* start *

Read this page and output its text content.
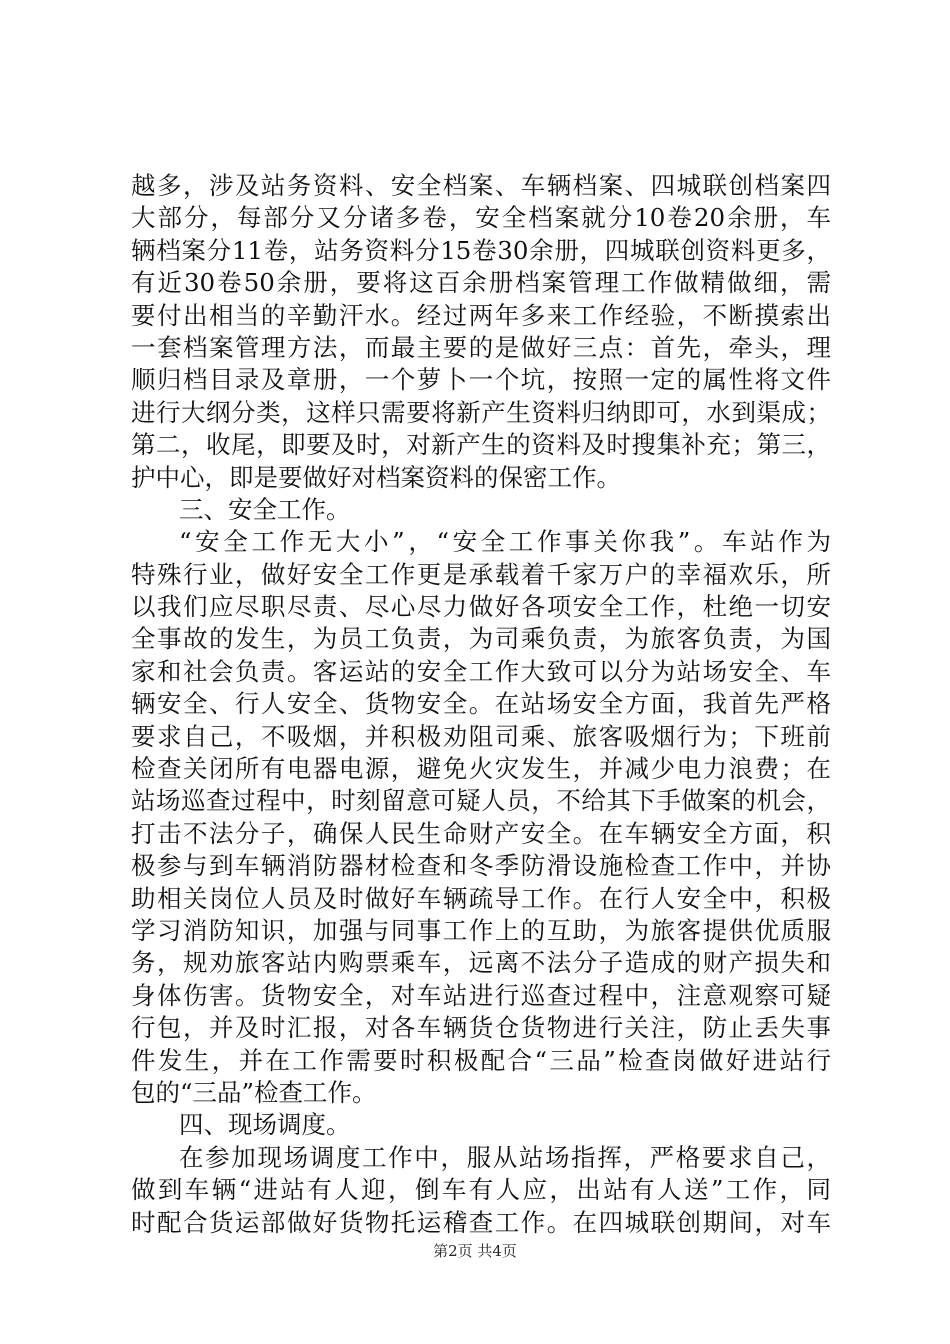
越多，涉及站务资料、安全档案、车辆档案、四城联创档案四
大部分，每部分又分诸多卷，安全档案就分10卷20余册，车
辆档案分11卷，站务资料分15卷30余册，四城联创资料更多，
有近30卷50余册，要将这百余册档案管理工作做精做细，需
要付出相当的辛勤汗水。经过两年多来工作经验，不断摸索出
一套档案管理方法，而最主要的是做好三点：首先，牵头，理
顺归档目录及章册，一个萝卜一个坑，按照一定的属性将文件
进行大纲分类，这样只需要将新产生资料归纳即可，水到渠成；
第二，收尾，即要及时，对新产生的资料及时搜集补充；第三，
护中心，即是要做好对档案资料的保密工作。
三、安全工作。
“安全工作无大小”，“安全工作事关你我”。车站作为
特殊行业，做好安全工作更是承载着千家万户的幸福欢乐，所
以我们应尽职尽责、尽心尽力做好各项安全工作，杜绝一切安
全事故的发生，为员工负责，为司乘负责，为旅客负责，为国
家和社会负责。客运站的安全工作大致可以分为站场安全、车
辆安全、行人安全、货物安全。在站场安全方面，我首先严格
要求自己，不吸烟，并积极劝阻司乘、旅客吸烟行为；下班前
检查关闭所有电器电源，避免火灾发生，并减少电力浪费；在
站场巡查过程中，时刻留意可疑人员，不给其下手做案的机会，
打击不法分子，确保人民生命财产安全。在车辆安全方面，积
极参与到车辆消防器材检查和冬季防滑设施检查工作中，并协
助相关岗位人员及时做好车辆疏导工作。在行人安全中，积极
学习消防知识，加强与同事工作上的互助，为旅客提供优质服
务，规劝旅客站内购票乘车，远离不法分子造成的财产损失和
身体伤害。货物安全，对车站进行巡查过程中，注意观察可疑
行包，并及时汇报，对各车辆货仓货物进行关注，防止丢失事
件发生，并在工作需要时积极配合“三品”检查岗做好进站行
包的“三品”检查工作。
四、现场调度。
在参加现场调度工作中，服从站场指挥，严格要求自己，
做到车辆“进站有人迎，倒车有人应，出站有人送”工作，同
时配合货运部做好货物托运稽查工作。在四城联创期间，对车
第2页 共4页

* end *

Exercise objective:
Transcribe the listing in full and omit the pictures.

Answer to the exercise:
Read this page and output its text content.
越多，涉及站务资料、安全档案、车辆档案、四城联创档案四
大部分，每部分又分诸多卷，安全档案就分10卷20余册，车
辆档案分11卷，站务资料分15卷30余册，四城联创资料更多，
有近30卷50余册，要将这百余册档案管理工作做精做细，需
要付出相当的辛勤汗水。经过两年多来工作经验，不断摸索出
一套档案管理方法，而最主要的是做好三点：首先，牵头，理
顺归档目录及章册，一个萝卜一个坑，按照一定的属性将文件
进行大纲分类，这样只需要将新产生资料归纳即可，水到渠成；
第二，收尾，即要及时，对新产生的资料及时搜集补充；第三，
护中心，即是要做好对档案资料的保密工作。
三、安全工作。
“安全工作无大小”，“安全工作事关你我”。车站作为
特殊行业，做好安全工作更是承载着千家万户的幸福欢乐，所
以我们应尽职尽责、尽心尽力做好各项安全工作，杜绝一切安
全事故的发生，为员工负责，为司乘负责，为旅客负责，为国
家和社会负责。客运站的安全工作大致可以分为站场安全、车
辆安全、行人安全、货物安全。在站场安全方面，我首先严格
要求自己，不吸烟，并积极劝阻司乘、旅客吸烟行为；下班前
检查关闭所有电器电源，避免火灾发生，并减少电力浪费；在
站场巡查过程中，时刻留意可疑人员，不给其下手做案的机会，
打击不法分子，确保人民生命财产安全。在车辆安全方面，积
极参与到车辆消防器材检查和冬季防滑设施检查工作中，并协
助相关岗位人员及时做好车辆疏导工作。在行人安全中，积极
学习消防知识，加强与同事工作上的互助，为旅客提供优质服
务，规劝旅客站内购票乘车，远离不法分子造成的财产损失和
身体伤害。货物安全，对车站进行巡查过程中，注意观察可疑
行包，并及时汇报，对各车辆货仓货物进行关注，防止丢失事
件发生，并在工作需要时积极配合“三品”检查岗做好进站行
包的“三品”检查工作。
四、现场调度。
在参加现场调度工作中，服从站场指挥，严格要求自己，
做到车辆“进站有人迎，倒车有人应，出站有人送”工作，同
时配合货运部做好货物托运稽查工作。在四城联创期间，对车
第2页 共4页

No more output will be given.